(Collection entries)
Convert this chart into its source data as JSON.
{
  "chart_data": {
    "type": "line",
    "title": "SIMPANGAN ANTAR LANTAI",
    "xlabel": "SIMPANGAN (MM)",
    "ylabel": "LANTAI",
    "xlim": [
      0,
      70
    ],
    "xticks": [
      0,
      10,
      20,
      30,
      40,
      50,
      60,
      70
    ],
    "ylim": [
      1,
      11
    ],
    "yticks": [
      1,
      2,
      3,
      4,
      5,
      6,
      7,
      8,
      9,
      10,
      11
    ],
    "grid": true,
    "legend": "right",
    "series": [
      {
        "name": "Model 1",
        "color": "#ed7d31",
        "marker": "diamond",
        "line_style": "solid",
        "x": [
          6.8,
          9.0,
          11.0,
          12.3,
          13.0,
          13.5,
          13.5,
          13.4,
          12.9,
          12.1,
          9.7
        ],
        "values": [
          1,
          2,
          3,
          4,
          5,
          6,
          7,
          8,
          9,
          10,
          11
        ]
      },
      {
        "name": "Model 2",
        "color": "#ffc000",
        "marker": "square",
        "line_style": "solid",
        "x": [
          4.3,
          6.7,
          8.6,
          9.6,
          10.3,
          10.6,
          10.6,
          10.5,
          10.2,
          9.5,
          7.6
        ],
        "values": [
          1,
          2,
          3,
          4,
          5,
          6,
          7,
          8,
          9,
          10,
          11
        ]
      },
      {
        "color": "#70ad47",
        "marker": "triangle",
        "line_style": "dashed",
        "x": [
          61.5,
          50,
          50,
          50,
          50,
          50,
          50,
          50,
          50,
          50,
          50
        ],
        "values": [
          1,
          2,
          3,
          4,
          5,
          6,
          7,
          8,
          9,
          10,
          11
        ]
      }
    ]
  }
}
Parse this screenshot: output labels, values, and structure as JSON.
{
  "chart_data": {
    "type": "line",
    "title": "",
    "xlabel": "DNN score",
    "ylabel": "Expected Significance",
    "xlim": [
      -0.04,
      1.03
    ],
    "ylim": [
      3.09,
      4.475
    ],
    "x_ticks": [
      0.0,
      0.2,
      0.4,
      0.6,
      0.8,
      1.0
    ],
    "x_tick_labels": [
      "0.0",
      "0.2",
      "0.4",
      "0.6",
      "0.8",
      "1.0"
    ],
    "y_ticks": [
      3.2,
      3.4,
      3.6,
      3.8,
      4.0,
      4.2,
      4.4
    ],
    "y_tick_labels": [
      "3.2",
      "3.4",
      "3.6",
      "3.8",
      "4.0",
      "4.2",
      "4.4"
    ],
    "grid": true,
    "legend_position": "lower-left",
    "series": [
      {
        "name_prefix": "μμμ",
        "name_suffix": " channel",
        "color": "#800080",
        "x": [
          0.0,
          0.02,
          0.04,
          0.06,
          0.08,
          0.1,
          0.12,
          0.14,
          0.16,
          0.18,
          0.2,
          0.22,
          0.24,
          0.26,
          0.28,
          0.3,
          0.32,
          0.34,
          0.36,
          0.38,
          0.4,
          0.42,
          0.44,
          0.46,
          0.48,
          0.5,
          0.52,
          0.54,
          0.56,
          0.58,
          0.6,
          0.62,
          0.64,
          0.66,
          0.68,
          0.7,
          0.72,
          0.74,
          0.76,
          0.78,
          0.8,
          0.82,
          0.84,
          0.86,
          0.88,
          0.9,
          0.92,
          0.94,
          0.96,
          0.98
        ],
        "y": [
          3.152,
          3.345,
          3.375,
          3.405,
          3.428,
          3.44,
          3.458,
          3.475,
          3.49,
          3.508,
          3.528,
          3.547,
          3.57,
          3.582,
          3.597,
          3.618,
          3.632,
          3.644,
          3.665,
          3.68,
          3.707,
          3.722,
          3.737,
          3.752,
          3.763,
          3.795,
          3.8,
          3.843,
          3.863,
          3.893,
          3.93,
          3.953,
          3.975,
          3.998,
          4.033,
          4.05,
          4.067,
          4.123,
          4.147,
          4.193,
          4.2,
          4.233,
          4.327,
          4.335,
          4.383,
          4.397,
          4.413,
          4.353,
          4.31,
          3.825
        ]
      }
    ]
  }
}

■ Exercise ■
From the records above, extract everything verbatim.

■ Task answer ■
Convert this chart into its source data as JSON.
{
  "chart_data": {
    "type": "line",
    "title": "SIMPANGAN ANTAR LANTAI",
    "xlabel": "SIMPANGAN (MM)",
    "ylabel": "LANTAI",
    "xlim": [
      0,
      70
    ],
    "xticks": [
      0,
      10,
      20,
      30,
      40,
      50,
      60,
      70
    ],
    "ylim": [
      1,
      11
    ],
    "yticks": [
      1,
      2,
      3,
      4,
      5,
      6,
      7,
      8,
      9,
      10,
      11
    ],
    "grid": true,
    "legend": "right",
    "series": [
      {
        "name": "Model 1",
        "color": "#ed7d31",
        "marker": "diamond",
        "line_style": "solid",
        "x": [
          6.8,
          9.0,
          11.0,
          12.3,
          13.0,
          13.5,
          13.5,
          13.4,
          12.9,
          12.1,
          9.7
        ],
        "values": [
          1,
          2,
          3,
          4,
          5,
          6,
          7,
          8,
          9,
          10,
          11
        ]
      },
      {
        "name": "Model 2",
        "color": "#ffc000",
        "marker": "square",
        "line_style": "solid",
        "x": [
          4.3,
          6.7,
          8.6,
          9.6,
          10.3,
          10.6,
          10.6,
          10.5,
          10.2,
          9.5,
          7.6
        ],
        "values": [
          1,
          2,
          3,
          4,
          5,
          6,
          7,
          8,
          9,
          10,
          11
        ]
      },
      {
        "color": "#70ad47",
        "marker": "triangle",
        "line_style": "dashed",
        "x": [
          61.5,
          50,
          50,
          50,
          50,
          50,
          50,
          50,
          50,
          50,
          50
        ],
        "values": [
          1,
          2,
          3,
          4,
          5,
          6,
          7,
          8,
          9,
          10,
          11
        ]
      }
    ]
  }
}
Parse this screenshot: output labels, values, and structure as JSON.
{
  "chart_data": {
    "type": "line",
    "title": "",
    "xlabel": "DNN score",
    "ylabel": "Expected Significance",
    "xlim": [
      -0.04,
      1.03
    ],
    "ylim": [
      3.09,
      4.475
    ],
    "x_ticks": [
      0.0,
      0.2,
      0.4,
      0.6,
      0.8,
      1.0
    ],
    "x_tick_labels": [
      "0.0",
      "0.2",
      "0.4",
      "0.6",
      "0.8",
      "1.0"
    ],
    "y_ticks": [
      3.2,
      3.4,
      3.6,
      3.8,
      4.0,
      4.2,
      4.4
    ],
    "y_tick_labels": [
      "3.2",
      "3.4",
      "3.6",
      "3.8",
      "4.0",
      "4.2",
      "4.4"
    ],
    "grid": true,
    "legend_position": "lower-left",
    "series": [
      {
        "name_prefix": "μμμ",
        "name_suffix": " channel",
        "color": "#800080",
        "x": [
          0.0,
          0.02,
          0.04,
          0.06,
          0.08,
          0.1,
          0.12,
          0.14,
          0.16,
          0.18,
          0.2,
          0.22,
          0.24,
          0.26,
          0.28,
          0.3,
          0.32,
          0.34,
          0.36,
          0.38,
          0.4,
          0.42,
          0.44,
          0.46,
          0.48,
          0.5,
          0.52,
          0.54,
          0.56,
          0.58,
          0.6,
          0.62,
          0.64,
          0.66,
          0.68,
          0.7,
          0.72,
          0.74,
          0.76,
          0.78,
          0.8,
          0.82,
          0.84,
          0.86,
          0.88,
          0.9,
          0.92,
          0.94,
          0.96,
          0.98
        ],
        "y": [
          3.152,
          3.345,
          3.375,
          3.405,
          3.428,
          3.44,
          3.458,
          3.475,
          3.49,
          3.508,
          3.528,
          3.547,
          3.57,
          3.582,
          3.597,
          3.618,
          3.632,
          3.644,
          3.665,
          3.68,
          3.707,
          3.722,
          3.737,
          3.752,
          3.763,
          3.795,
          3.8,
          3.843,
          3.863,
          3.893,
          3.93,
          3.953,
          3.975,
          3.998,
          4.033,
          4.05,
          4.067,
          4.123,
          4.147,
          4.193,
          4.2,
          4.233,
          4.327,
          4.335,
          4.383,
          4.397,
          4.413,
          4.353,
          4.31,
          3.825
        ]
      }
    ]
  }
}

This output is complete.